| WHAT YOU SHOULD DO |
Every record should be written out exactly, please.

| RECORDS FOR THE TASK |

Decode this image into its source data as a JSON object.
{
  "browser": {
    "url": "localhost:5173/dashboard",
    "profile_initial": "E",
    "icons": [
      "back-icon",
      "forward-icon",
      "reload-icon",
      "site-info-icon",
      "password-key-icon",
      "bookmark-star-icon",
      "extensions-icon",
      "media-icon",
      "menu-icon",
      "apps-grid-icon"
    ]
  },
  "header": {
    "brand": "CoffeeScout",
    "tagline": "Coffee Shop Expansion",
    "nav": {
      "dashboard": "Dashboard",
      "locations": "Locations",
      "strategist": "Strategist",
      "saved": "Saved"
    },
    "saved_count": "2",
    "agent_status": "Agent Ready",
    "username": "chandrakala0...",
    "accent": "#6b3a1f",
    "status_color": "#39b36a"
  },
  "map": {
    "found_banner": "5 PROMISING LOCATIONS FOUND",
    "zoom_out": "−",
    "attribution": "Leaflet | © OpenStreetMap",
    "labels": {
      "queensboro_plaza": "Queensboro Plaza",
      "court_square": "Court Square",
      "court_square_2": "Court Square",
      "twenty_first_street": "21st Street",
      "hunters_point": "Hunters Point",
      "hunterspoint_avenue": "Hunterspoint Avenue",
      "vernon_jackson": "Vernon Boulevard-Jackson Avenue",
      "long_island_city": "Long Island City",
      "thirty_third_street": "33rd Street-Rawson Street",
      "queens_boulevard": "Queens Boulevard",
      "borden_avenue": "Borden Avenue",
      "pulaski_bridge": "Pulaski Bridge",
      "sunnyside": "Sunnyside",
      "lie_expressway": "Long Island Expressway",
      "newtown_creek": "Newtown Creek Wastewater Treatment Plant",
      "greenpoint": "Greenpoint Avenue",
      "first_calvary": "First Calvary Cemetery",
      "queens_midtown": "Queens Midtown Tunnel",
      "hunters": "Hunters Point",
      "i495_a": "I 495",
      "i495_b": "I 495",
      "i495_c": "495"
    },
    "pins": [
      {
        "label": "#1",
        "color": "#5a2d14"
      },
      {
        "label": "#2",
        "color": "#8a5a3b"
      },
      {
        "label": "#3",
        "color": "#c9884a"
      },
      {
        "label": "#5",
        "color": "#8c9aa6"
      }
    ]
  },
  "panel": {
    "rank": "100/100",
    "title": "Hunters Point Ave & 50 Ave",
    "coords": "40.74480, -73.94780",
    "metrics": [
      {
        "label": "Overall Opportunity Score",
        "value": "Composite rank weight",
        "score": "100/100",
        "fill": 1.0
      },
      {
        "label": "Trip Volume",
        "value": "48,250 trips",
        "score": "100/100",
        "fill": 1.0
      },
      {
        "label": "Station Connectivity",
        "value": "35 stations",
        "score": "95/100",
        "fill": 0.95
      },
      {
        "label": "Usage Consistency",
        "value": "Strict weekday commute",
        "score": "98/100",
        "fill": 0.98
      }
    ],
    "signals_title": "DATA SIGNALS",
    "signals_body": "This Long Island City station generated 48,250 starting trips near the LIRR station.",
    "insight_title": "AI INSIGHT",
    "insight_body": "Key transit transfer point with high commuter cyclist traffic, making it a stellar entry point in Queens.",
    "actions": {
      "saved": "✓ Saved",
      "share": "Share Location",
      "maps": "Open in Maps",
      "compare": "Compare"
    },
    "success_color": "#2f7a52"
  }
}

| ANSWER TO THIS PROBLEM |
Decode this image into its source data as a JSON object.
{
  "browser": {
    "url": "localhost:5173/dashboard",
    "profile_initial": "E",
    "icons": [
      "back-icon",
      "forward-icon",
      "reload-icon",
      "site-info-icon",
      "password-key-icon",
      "bookmark-star-icon",
      "extensions-icon",
      "media-icon",
      "menu-icon",
      "apps-grid-icon"
    ]
  },
  "header": {
    "brand": "CoffeeScout",
    "tagline": "Coffee Shop Expansion",
    "nav": {
      "dashboard": "Dashboard",
      "locations": "Locations",
      "strategist": "Strategist",
      "saved": "Saved"
    },
    "saved_count": "2",
    "agent_status": "Agent Ready",
    "username": "chandrakala0...",
    "accent": "#6b3a1f",
    "status_color": "#39b36a"
  },
  "map": {
    "found_banner": "5 PROMISING LOCATIONS FOUND",
    "zoom_out": "−",
    "attribution": "Leaflet | © OpenStreetMap",
    "labels": {
      "queensboro_plaza": "Queensboro Plaza",
      "court_square": "Court Square",
      "court_square_2": "Court Square",
      "twenty_first_street": "21st Street",
      "hunters_point": "Hunters Point",
      "hunterspoint_avenue": "Hunterspoint Avenue",
      "vernon_jackson": "Vernon Boulevard-Jackson Avenue",
      "long_island_city": "Long Island City",
      "thirty_third_street": "33rd Street-Rawson Street",
      "queens_boulevard": "Queens Boulevard",
      "borden_avenue": "Borden Avenue",
      "pulaski_bridge": "Pulaski Bridge",
      "sunnyside": "Sunnyside",
      "lie_expressway": "Long Island Expressway",
      "newtown_creek": "Newtown Creek Wastewater Treatment Plant",
      "greenpoint": "Greenpoint Avenue",
      "first_calvary": "First Calvary Cemetery",
      "queens_midtown": "Queens Midtown Tunnel",
      "hunters": "Hunters Point",
      "i495_a": "I 495",
      "i495_b": "I 495",
      "i495_c": "495"
    },
    "pins": [
      {
        "label": "#1",
        "color": "#5a2d14"
      },
      {
        "label": "#2",
        "color": "#8a5a3b"
      },
      {
        "label": "#3",
        "color": "#c9884a"
      },
      {
        "label": "#5",
        "color": "#8c9aa6"
      }
    ]
  },
  "panel": {
    "rank": "100/100",
    "title": "Hunters Point Ave & 50 Ave",
    "coords": "40.74480, -73.94780",
    "metrics": [
      {
        "label": "Overall Opportunity Score",
        "value": "Composite rank weight",
        "score": "100/100",
        "fill": 1.0
      },
      {
        "label": "Trip Volume",
        "value": "48,250 trips",
        "score": "100/100",
        "fill": 1.0
      },
      {
        "label": "Station Connectivity",
        "value": "35 stations",
        "score": "95/100",
        "fill": 0.95
      },
      {
        "label": "Usage Consistency",
        "value": "Strict weekday commute",
        "score": "98/100",
        "fill": 0.98
      }
    ],
    "signals_title": "DATA SIGNALS",
    "signals_body": "This Long Island City station generated 48,250 starting trips near the LIRR station.",
    "insight_title": "AI INSIGHT",
    "insight_body": "Key transit transfer point with high commuter cyclist traffic, making it a stellar entry point in Queens.",
    "actions": {
      "saved": "✓ Saved",
      "share": "Share Location",
      "maps": "Open in Maps",
      "compare": "Compare"
    },
    "success_color": "#2f7a52"
  }
}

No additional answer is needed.